## start Dataset excerpts

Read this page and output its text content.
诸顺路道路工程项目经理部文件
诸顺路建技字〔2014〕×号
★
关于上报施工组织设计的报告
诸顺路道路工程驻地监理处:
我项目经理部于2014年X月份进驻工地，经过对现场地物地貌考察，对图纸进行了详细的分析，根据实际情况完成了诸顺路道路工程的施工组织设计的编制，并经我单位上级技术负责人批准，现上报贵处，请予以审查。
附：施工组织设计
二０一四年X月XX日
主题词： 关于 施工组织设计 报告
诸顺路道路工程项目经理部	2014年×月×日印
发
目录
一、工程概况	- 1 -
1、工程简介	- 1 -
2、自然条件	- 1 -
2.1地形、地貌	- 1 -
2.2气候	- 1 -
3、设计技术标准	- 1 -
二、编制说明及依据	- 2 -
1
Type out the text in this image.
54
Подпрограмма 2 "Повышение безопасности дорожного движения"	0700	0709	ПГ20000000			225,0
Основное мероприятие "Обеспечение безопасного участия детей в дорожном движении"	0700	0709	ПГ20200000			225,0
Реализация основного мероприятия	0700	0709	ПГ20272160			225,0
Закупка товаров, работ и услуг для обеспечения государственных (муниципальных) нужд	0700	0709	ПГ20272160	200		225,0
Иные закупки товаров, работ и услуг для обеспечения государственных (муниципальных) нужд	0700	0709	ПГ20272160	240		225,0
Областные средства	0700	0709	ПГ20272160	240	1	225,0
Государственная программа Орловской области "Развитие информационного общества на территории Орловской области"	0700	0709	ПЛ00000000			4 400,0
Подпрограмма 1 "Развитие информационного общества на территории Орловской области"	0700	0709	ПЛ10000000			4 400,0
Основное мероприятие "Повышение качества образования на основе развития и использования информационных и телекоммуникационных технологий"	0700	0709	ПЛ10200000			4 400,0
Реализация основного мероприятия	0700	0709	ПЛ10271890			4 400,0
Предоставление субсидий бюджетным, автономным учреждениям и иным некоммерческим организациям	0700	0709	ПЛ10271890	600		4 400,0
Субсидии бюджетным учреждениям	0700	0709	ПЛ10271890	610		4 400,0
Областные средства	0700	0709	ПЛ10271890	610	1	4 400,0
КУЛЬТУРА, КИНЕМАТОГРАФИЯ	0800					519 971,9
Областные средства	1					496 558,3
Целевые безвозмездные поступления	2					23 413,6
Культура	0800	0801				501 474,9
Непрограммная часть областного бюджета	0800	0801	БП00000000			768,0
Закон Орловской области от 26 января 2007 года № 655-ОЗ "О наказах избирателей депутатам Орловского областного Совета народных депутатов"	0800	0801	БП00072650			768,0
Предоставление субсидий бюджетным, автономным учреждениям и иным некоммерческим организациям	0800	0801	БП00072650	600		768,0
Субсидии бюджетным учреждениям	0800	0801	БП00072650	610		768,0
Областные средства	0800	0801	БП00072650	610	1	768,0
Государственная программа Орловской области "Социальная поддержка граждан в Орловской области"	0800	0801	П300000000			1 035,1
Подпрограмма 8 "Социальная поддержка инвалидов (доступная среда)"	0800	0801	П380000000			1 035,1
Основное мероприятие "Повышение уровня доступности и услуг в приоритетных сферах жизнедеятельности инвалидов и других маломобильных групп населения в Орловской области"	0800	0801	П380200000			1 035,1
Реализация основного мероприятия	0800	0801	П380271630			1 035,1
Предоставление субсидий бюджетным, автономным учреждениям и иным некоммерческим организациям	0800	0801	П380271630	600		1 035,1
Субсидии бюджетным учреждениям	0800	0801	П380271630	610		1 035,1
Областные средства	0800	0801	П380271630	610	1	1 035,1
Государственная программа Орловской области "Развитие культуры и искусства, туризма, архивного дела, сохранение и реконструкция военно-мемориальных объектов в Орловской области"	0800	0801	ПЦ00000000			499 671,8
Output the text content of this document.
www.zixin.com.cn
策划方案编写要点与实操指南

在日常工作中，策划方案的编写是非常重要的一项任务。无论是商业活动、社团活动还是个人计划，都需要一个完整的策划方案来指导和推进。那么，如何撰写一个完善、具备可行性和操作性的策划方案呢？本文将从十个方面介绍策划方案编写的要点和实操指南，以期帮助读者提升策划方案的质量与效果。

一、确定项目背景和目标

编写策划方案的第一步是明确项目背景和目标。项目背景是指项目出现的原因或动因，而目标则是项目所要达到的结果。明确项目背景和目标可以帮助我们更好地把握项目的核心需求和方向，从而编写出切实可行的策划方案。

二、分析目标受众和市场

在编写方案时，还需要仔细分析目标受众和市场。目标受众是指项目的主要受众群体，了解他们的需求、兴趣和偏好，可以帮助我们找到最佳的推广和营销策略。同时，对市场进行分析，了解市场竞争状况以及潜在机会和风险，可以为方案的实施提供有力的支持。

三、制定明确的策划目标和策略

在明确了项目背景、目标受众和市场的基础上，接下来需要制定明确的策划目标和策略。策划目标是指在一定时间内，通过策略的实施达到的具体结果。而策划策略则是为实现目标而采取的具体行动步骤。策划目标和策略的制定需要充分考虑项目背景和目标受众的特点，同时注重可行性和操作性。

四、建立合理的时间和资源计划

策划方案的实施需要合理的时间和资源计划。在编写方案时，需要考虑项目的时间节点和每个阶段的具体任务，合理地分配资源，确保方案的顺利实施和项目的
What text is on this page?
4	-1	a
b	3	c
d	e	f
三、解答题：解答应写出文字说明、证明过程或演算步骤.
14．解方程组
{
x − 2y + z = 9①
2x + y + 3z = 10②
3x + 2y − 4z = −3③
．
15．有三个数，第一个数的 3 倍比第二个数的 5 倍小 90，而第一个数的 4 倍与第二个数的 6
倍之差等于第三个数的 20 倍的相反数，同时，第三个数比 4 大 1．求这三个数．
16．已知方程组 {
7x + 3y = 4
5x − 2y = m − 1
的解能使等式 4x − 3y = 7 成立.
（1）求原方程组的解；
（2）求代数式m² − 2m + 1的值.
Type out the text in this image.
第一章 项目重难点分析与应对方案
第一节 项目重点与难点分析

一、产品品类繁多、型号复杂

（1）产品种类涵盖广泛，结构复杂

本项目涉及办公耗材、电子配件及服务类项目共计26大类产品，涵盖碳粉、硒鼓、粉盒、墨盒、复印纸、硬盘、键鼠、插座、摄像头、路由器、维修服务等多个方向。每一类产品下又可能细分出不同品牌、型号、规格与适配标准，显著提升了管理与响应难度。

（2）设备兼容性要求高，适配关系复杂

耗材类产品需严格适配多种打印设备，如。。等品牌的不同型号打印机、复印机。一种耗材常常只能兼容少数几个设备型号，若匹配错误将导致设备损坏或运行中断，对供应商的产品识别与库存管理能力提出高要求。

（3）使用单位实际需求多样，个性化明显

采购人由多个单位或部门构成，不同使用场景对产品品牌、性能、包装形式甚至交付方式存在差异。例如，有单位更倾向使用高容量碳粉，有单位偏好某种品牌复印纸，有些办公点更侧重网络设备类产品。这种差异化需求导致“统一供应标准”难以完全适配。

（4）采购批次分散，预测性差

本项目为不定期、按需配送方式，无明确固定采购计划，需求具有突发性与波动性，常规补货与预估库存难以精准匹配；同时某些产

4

## end Dataset excerpts

Directions for this task — Only lines with the string "некоммерческим" belong in your answer; copy each one.

Complete output —
Предоставление субсидий бюджетным, автономным учреждениям и иным некоммерческим организациям	0700	0709	ПЛ10271890	600		4 400,0
Предоставление субсидий бюджетным, автономным учреждениям и иным некоммерческим организациям	0800	0801	БП00072650	600		768,0
Предоставление субсидий бюджетным, автономным учреждениям и иным некоммерческим организациям	0800	0801	П380271630	600		1 035,1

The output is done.